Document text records
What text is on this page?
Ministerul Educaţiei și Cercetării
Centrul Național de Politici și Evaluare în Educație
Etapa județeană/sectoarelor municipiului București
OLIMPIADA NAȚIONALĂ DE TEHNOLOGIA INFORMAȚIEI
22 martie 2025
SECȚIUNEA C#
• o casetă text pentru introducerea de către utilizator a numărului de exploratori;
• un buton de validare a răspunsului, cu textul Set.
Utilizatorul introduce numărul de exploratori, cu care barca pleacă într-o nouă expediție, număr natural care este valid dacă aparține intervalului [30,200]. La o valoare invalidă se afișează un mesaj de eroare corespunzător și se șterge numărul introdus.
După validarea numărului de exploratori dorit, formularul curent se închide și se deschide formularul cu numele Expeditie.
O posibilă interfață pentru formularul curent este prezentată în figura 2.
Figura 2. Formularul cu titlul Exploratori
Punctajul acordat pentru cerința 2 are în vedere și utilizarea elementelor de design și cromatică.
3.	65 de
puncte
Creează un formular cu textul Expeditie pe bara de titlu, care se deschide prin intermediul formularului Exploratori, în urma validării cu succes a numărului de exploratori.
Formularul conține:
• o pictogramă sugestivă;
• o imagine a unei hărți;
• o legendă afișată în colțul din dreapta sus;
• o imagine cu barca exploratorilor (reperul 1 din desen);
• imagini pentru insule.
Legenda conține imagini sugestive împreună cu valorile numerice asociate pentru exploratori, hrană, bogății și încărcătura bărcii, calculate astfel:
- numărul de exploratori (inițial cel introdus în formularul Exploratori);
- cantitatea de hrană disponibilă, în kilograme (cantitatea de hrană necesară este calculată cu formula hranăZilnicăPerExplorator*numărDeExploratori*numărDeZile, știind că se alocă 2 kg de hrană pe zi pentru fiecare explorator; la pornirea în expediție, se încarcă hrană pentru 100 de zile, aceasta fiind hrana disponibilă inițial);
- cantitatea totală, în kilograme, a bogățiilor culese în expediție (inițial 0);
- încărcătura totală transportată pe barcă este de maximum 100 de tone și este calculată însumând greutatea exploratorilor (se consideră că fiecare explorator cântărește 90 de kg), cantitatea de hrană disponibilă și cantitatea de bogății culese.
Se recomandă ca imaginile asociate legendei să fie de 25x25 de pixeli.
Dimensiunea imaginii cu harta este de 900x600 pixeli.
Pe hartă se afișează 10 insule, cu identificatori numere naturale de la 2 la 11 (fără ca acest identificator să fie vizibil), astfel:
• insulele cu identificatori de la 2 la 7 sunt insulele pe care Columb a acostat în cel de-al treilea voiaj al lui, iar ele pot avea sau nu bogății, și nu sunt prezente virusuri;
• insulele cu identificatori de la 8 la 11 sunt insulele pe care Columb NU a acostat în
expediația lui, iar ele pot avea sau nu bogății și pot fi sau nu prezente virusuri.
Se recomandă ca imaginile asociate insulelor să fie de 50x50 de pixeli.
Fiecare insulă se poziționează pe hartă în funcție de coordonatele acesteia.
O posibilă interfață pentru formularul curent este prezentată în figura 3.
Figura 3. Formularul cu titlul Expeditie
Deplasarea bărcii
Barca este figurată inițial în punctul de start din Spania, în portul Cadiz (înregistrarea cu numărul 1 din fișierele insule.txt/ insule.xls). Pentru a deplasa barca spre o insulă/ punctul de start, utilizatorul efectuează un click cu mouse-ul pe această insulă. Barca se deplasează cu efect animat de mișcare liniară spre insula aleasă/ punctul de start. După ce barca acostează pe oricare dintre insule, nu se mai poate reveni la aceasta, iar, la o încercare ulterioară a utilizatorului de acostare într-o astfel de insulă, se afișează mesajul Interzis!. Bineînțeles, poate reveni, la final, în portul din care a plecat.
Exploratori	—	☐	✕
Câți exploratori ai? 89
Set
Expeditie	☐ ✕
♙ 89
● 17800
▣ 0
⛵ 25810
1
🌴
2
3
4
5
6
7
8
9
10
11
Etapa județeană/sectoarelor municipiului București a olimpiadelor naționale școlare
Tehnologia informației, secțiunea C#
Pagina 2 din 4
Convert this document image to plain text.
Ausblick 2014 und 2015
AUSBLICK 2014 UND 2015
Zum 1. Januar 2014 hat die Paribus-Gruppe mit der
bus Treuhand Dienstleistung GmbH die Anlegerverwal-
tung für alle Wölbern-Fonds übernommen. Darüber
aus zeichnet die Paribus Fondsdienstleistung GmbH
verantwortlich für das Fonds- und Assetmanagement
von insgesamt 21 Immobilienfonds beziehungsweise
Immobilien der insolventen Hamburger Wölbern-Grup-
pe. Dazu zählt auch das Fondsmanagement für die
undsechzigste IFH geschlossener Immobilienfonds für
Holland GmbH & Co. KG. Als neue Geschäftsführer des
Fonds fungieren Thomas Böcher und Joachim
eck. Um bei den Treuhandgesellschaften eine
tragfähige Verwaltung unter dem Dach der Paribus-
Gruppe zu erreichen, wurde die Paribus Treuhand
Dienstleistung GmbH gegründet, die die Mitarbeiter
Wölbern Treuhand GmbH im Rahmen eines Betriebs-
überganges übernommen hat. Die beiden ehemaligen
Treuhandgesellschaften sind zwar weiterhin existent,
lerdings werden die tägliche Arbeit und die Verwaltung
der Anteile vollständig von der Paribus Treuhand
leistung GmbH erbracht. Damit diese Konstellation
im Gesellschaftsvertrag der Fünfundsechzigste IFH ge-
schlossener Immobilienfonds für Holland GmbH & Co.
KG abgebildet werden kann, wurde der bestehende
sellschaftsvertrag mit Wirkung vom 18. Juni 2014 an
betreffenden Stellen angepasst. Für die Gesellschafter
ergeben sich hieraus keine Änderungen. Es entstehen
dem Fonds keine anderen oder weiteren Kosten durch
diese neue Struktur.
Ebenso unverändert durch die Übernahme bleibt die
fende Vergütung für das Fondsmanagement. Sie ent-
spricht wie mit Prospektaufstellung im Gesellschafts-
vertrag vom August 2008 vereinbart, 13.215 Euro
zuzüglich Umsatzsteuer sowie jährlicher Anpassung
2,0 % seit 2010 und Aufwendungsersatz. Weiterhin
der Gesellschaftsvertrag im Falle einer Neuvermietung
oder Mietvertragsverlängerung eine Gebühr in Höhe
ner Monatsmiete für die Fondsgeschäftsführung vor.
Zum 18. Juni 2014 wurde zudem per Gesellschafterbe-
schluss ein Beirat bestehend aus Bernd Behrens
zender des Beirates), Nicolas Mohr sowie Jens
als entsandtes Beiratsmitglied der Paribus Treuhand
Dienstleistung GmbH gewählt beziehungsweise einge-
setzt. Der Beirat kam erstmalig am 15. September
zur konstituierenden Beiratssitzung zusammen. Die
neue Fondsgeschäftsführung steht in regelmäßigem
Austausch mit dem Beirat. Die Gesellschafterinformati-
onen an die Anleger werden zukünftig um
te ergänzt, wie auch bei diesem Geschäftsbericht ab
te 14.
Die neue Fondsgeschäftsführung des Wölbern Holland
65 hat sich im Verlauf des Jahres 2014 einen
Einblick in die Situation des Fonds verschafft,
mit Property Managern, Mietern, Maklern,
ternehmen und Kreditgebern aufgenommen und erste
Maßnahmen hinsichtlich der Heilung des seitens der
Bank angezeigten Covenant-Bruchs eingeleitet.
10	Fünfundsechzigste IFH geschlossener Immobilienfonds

WHAT THE EXERCISE ASKS:
The records above are to be repeated exactly, in their entirety.

WRITTEN RESPONSE:
What text is on this page?
Ministerul Educaţiei și Cercetării
Centrul Național de Politici și Evaluare în Educație
Etapa județeană/sectoarelor municipiului București
OLIMPIADA NAȚIONALĂ DE TEHNOLOGIA INFORMAȚIEI
22 martie 2025
SECȚIUNEA C#
• o casetă text pentru introducerea de către utilizator a numărului de exploratori;
• un buton de validare a răspunsului, cu textul Set.
Utilizatorul introduce numărul de exploratori, cu care barca pleacă într-o nouă expediție, număr natural care este valid dacă aparține intervalului [30,200]. La o valoare invalidă se afișează un mesaj de eroare corespunzător și se șterge numărul introdus.
După validarea numărului de exploratori dorit, formularul curent se închide și se deschide formularul cu numele Expeditie.
O posibilă interfață pentru formularul curent este prezentată în figura 2.
Figura 2. Formularul cu titlul Exploratori
Punctajul acordat pentru cerința 2 are în vedere și utilizarea elementelor de design și cromatică.
3.	65 de
puncte
Creează un formular cu textul Expeditie pe bara de titlu, care se deschide prin intermediul formularului Exploratori, în urma validării cu succes a numărului de exploratori.
Formularul conține:
• o pictogramă sugestivă;
• o imagine a unei hărți;
• o legendă afișată în colțul din dreapta sus;
• o imagine cu barca exploratorilor (reperul 1 din desen);
• imagini pentru insule.
Legenda conține imagini sugestive împreună cu valorile numerice asociate pentru exploratori, hrană, bogății și încărcătura bărcii, calculate astfel:
- numărul de exploratori (inițial cel introdus în formularul Exploratori);
- cantitatea de hrană disponibilă, în kilograme (cantitatea de hrană necesară este calculată cu formula hranăZilnicăPerExplorator*numărDeExploratori*numărDeZile, știind că se alocă 2 kg de hrană pe zi pentru fiecare explorator; la pornirea în expediție, se încarcă hrană pentru 100 de zile, aceasta fiind hrana disponibilă inițial);
- cantitatea totală, în kilograme, a bogățiilor culese în expediție (inițial 0);
- încărcătura totală transportată pe barcă este de maximum 100 de tone și este calculată însumând greutatea exploratorilor (se consideră că fiecare explorator cântărește 90 de kg), cantitatea de hrană disponibilă și cantitatea de bogății culese.
Se recomandă ca imaginile asociate legendei să fie de 25x25 de pixeli.
Dimensiunea imaginii cu harta este de 900x600 pixeli.
Pe hartă se afișează 10 insule, cu identificatori numere naturale de la 2 la 11 (fără ca acest identificator să fie vizibil), astfel:
• insulele cu identificatori de la 2 la 7 sunt insulele pe care Columb a acostat în cel de-al treilea voiaj al lui, iar ele pot avea sau nu bogății, și nu sunt prezente virusuri;
• insulele cu identificatori de la 8 la 11 sunt insulele pe care Columb NU a acostat în
expediația lui, iar ele pot avea sau nu bogății și pot fi sau nu prezente virusuri.
Se recomandă ca imaginile asociate insulelor să fie de 50x50 de pixeli.
Fiecare insulă se poziționează pe hartă în funcție de coordonatele acesteia.
O posibilă interfață pentru formularul curent este prezentată în figura 3.
Figura 3. Formularul cu titlul Expeditie
Deplasarea bărcii
Barca este figurată inițial în punctul de start din Spania, în portul Cadiz (înregistrarea cu numărul 1 din fișierele insule.txt/ insule.xls). Pentru a deplasa barca spre o insulă/ punctul de start, utilizatorul efectuează un click cu mouse-ul pe această insulă. Barca se deplasează cu efect animat de mișcare liniară spre insula aleasă/ punctul de start. După ce barca acostează pe oricare dintre insule, nu se mai poate reveni la aceasta, iar, la o încercare ulterioară a utilizatorului de acostare într-o astfel de insulă, se afișează mesajul Interzis!. Bineînțeles, poate reveni, la final, în portul din care a plecat.
Exploratori	—	☐	✕
Câți exploratori ai? 89
Set
Expeditie	☐ ✕
♙ 89
● 17800
▣ 0
⛵ 25810
1
🌴
2
3
4
5
6
7
8
9
10
11
Etapa județeană/sectoarelor municipiului București a olimpiadelor naționale școlare
Tehnologia informației, secțiunea C#
Pagina 2 din 4
Convert this document image to plain text.
Ausblick 2014 und 2015
AUSBLICK 2014 UND 2015
Zum 1. Januar 2014 hat die Paribus-Gruppe mit der
bus Treuhand Dienstleistung GmbH die Anlegerverwal-
tung für alle Wölbern-Fonds übernommen. Darüber
aus zeichnet die Paribus Fondsdienstleistung GmbH
verantwortlich für das Fonds- und Assetmanagement
von insgesamt 21 Immobilienfonds beziehungsweise
Immobilien der insolventen Hamburger Wölbern-Grup-
pe. Dazu zählt auch das Fondsmanagement für die
undsechzigste IFH geschlossener Immobilienfonds für
Holland GmbH & Co. KG. Als neue Geschäftsführer des
Fonds fungieren Thomas Böcher und Joachim
eck. Um bei den Treuhandgesellschaften eine
tragfähige Verwaltung unter dem Dach der Paribus-
Gruppe zu erreichen, wurde die Paribus Treuhand
Dienstleistung GmbH gegründet, die die Mitarbeiter
Wölbern Treuhand GmbH im Rahmen eines Betriebs-
überganges übernommen hat. Die beiden ehemaligen
Treuhandgesellschaften sind zwar weiterhin existent,
lerdings werden die tägliche Arbeit und die Verwaltung
der Anteile vollständig von der Paribus Treuhand
leistung GmbH erbracht. Damit diese Konstellation
im Gesellschaftsvertrag der Fünfundsechzigste IFH ge-
schlossener Immobilienfonds für Holland GmbH & Co.
KG abgebildet werden kann, wurde der bestehende
sellschaftsvertrag mit Wirkung vom 18. Juni 2014 an
betreffenden Stellen angepasst. Für die Gesellschafter
ergeben sich hieraus keine Änderungen. Es entstehen
dem Fonds keine anderen oder weiteren Kosten durch
diese neue Struktur.
Ebenso unverändert durch die Übernahme bleibt die
fende Vergütung für das Fondsmanagement. Sie ent-
spricht wie mit Prospektaufstellung im Gesellschafts-
vertrag vom August 2008 vereinbart, 13.215 Euro
zuzüglich Umsatzsteuer sowie jährlicher Anpassung
2,0 % seit 2010 und Aufwendungsersatz. Weiterhin
der Gesellschaftsvertrag im Falle einer Neuvermietung
oder Mietvertragsverlängerung eine Gebühr in Höhe
ner Monatsmiete für die Fondsgeschäftsführung vor.
Zum 18. Juni 2014 wurde zudem per Gesellschafterbe-
schluss ein Beirat bestehend aus Bernd Behrens
zender des Beirates), Nicolas Mohr sowie Jens
als entsandtes Beiratsmitglied der Paribus Treuhand
Dienstleistung GmbH gewählt beziehungsweise einge-
setzt. Der Beirat kam erstmalig am 15. September
zur konstituierenden Beiratssitzung zusammen. Die
neue Fondsgeschäftsführung steht in regelmäßigem
Austausch mit dem Beirat. Die Gesellschafterinformati-
onen an die Anleger werden zukünftig um
te ergänzt, wie auch bei diesem Geschäftsbericht ab
te 14.
Die neue Fondsgeschäftsführung des Wölbern Holland
65 hat sich im Verlauf des Jahres 2014 einen
Einblick in die Situation des Fonds verschafft,
mit Property Managern, Mietern, Maklern,
ternehmen und Kreditgebern aufgenommen und erste
Maßnahmen hinsichtlich der Heilung des seitens der
Bank angezeigten Covenant-Bruchs eingeleitet.
10	Fünfundsechzigste IFH geschlossener Immobilienfonds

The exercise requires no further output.